▸ INFORMATION SHOWN:
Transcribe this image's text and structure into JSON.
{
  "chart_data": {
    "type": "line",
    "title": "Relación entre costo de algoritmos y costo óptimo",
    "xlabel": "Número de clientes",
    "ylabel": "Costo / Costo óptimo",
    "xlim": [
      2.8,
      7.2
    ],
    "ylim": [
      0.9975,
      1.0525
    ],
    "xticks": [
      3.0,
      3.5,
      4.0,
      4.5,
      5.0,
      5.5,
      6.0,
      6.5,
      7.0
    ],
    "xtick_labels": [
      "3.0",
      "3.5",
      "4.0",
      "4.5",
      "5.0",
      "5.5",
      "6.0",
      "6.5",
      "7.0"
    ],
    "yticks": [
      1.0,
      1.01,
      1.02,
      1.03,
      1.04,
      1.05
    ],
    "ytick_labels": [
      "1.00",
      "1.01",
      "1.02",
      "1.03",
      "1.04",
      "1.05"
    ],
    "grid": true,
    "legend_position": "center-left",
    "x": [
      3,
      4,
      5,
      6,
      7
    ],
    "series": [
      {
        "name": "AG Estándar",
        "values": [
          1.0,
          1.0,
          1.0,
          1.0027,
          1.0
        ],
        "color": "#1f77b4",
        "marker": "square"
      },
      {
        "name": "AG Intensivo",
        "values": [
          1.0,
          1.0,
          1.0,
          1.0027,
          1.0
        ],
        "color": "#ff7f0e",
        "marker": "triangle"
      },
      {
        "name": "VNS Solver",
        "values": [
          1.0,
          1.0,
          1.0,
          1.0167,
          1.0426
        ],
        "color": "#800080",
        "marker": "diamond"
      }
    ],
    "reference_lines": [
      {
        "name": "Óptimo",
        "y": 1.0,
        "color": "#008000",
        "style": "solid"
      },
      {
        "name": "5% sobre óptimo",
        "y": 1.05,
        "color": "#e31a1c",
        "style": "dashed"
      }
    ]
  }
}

▸ TASK: Print the listing above in its entirety, with every line exact.

▸ RESPONSE FOR THIS EXERCISE:
Transcribe this image's text and structure into JSON.
{
  "chart_data": {
    "type": "line",
    "title": "Relación entre costo de algoritmos y costo óptimo",
    "xlabel": "Número de clientes",
    "ylabel": "Costo / Costo óptimo",
    "xlim": [
      2.8,
      7.2
    ],
    "ylim": [
      0.9975,
      1.0525
    ],
    "xticks": [
      3.0,
      3.5,
      4.0,
      4.5,
      5.0,
      5.5,
      6.0,
      6.5,
      7.0
    ],
    "xtick_labels": [
      "3.0",
      "3.5",
      "4.0",
      "4.5",
      "5.0",
      "5.5",
      "6.0",
      "6.5",
      "7.0"
    ],
    "yticks": [
      1.0,
      1.01,
      1.02,
      1.03,
      1.04,
      1.05
    ],
    "ytick_labels": [
      "1.00",
      "1.01",
      "1.02",
      "1.03",
      "1.04",
      "1.05"
    ],
    "grid": true,
    "legend_position": "center-left",
    "x": [
      3,
      4,
      5,
      6,
      7
    ],
    "series": [
      {
        "name": "AG Estándar",
        "values": [
          1.0,
          1.0,
          1.0,
          1.0027,
          1.0
        ],
        "color": "#1f77b4",
        "marker": "square"
      },
      {
        "name": "AG Intensivo",
        "values": [
          1.0,
          1.0,
          1.0,
          1.0027,
          1.0
        ],
        "color": "#ff7f0e",
        "marker": "triangle"
      },
      {
        "name": "VNS Solver",
        "values": [
          1.0,
          1.0,
          1.0,
          1.0167,
          1.0426
        ],
        "color": "#800080",
        "marker": "diamond"
      }
    ],
    "reference_lines": [
      {
        "name": "Óptimo",
        "y": 1.0,
        "color": "#008000",
        "style": "solid"
      },
      {
        "name": "5% sobre óptimo",
        "y": 1.05,
        "color": "#e31a1c",
        "style": "dashed"
      }
    ]
  }
}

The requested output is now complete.